Copy out all lines of the records in which the word "vezérlés" appears.
================
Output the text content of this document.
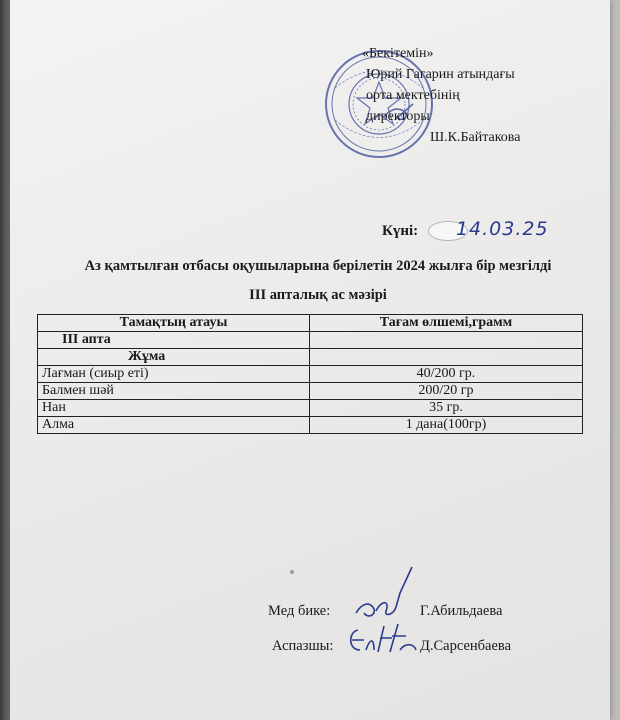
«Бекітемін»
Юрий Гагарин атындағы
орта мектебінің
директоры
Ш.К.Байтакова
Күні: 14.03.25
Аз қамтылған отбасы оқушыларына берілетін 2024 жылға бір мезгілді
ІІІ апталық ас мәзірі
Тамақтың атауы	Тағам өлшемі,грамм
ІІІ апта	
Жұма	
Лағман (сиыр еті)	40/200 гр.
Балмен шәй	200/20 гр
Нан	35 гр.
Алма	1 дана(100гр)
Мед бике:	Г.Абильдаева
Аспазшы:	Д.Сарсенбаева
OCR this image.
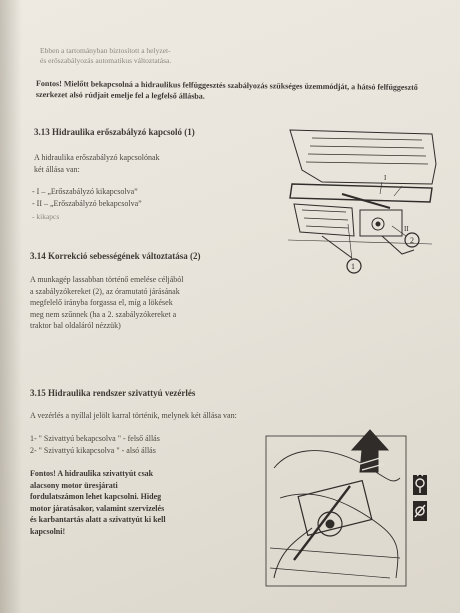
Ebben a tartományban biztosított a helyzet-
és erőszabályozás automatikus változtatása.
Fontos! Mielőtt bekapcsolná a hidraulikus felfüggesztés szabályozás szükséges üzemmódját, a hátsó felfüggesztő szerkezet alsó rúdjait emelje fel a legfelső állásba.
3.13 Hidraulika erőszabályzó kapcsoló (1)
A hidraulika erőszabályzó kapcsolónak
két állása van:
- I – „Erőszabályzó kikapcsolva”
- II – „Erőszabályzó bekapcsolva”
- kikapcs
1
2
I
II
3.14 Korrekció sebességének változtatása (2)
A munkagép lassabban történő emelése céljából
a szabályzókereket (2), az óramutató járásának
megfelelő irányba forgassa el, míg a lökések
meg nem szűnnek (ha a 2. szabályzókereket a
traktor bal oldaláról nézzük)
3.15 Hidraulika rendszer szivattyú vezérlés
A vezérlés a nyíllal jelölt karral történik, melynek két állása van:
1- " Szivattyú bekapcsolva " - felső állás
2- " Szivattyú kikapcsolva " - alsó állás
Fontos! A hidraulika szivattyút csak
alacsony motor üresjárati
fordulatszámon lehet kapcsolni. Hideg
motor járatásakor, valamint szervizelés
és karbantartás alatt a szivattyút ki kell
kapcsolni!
================
Task output:
3.15 Hidraulika rendszer szivattyú vezérlés
A vezérlés a nyíllal jelölt karral történik, melynek két állása van:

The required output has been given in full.